Problem description ::
Show each line of the data below that has the string "одинъ" in it.

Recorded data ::
*-*-*

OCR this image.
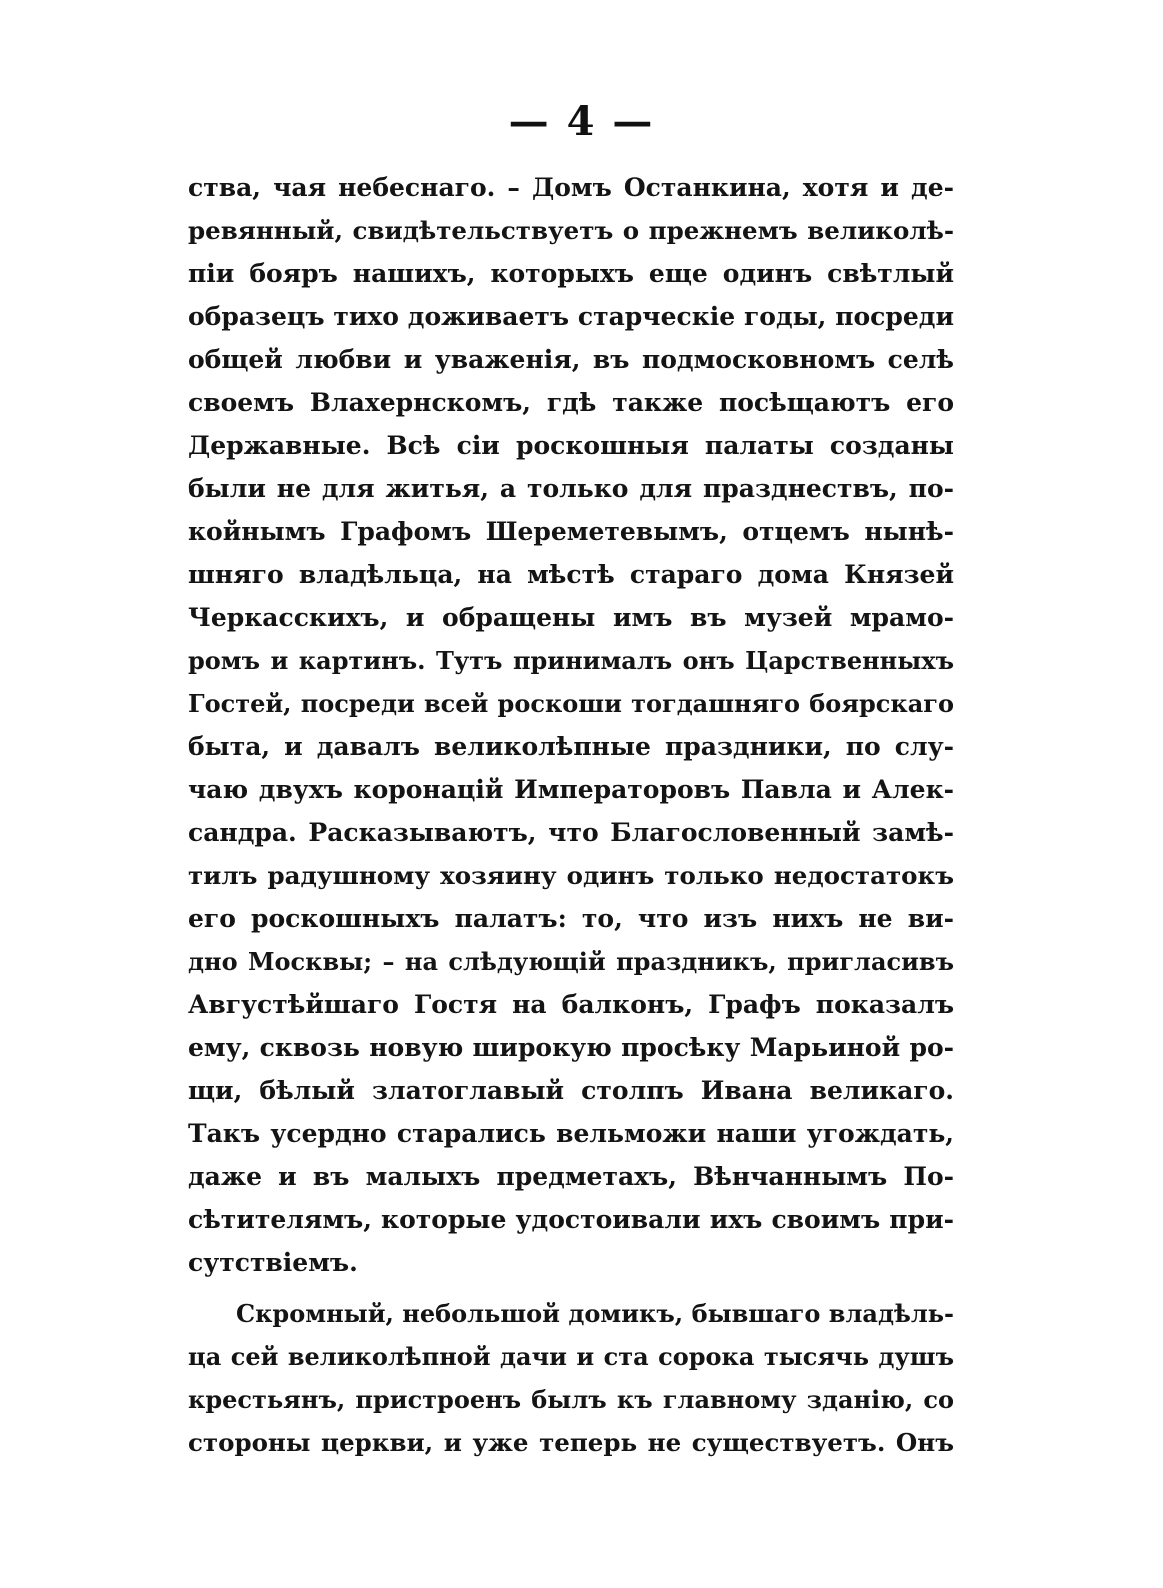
— 4 —
ства, чая небеснаго. – Домъ Останкина, хотя и де-
ревянный, свидѣтельствуетъ о прежнемъ великолѣ-
піи бояръ нашихъ, которыхъ еще одинъ свѣтлый
образецъ тихо доживаетъ старческіе годы, посреди
общей любви и уваженія, въ подмосковномъ селѣ
своемъ Влахернскомъ, гдѣ также посѣщаютъ его
Державные. Всѣ сіи роскошныя палаты созданы
были не для житья, а только для празднествъ, по-
койнымъ Графомъ Шереметевымъ, отцемъ нынѣ-
шняго владѣльца, на мѣстѣ стараго дома Князей
Черкасскихъ, и обращены имъ въ музей мрамо-
ромъ и картинъ. Тутъ принималъ онъ Царственныхъ
Гостей, посреди всей роскоши тогдашняго боярскаго
быта, и давалъ великолѣпные праздники, по слу-
чаю двухъ коронацій Императоровъ Павла и Алек-
сандра. Расказываютъ, что Благословенный замѣ-
тилъ радушному хозяину одинъ только недостатокъ
его роскошныхъ палатъ: то, что изъ нихъ не ви-
дно Москвы; – на слѣдующій праздникъ, пригласивъ
Августѣйшаго Гостя на балконъ, Графъ показалъ
ему, сквозь новую широкую просѣку Марьиной ро-
щи, бѣлый златоглавый столпъ Ивана великаго.
Такъ усердно старались вельможи наши угождать,
даже и въ малыхъ предметахъ, Вѣнчаннымъ По-
сѣтителямъ, которые удостоивали ихъ своимъ при-
сутствіемъ.
Скромный, небольшой домикъ, бывшаго владѣль-
ца сей великолѣпной дачи и ста сорока тысячь душъ
крестьянъ, пристроенъ былъ къ главному зданію, со
стороны церкви, и уже теперь не существуетъ. Онъ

*-*-*

Response ::
піи бояръ нашихъ, которыхъ еще одинъ свѣтлый
тилъ радушному хозяину одинъ только недостатокъ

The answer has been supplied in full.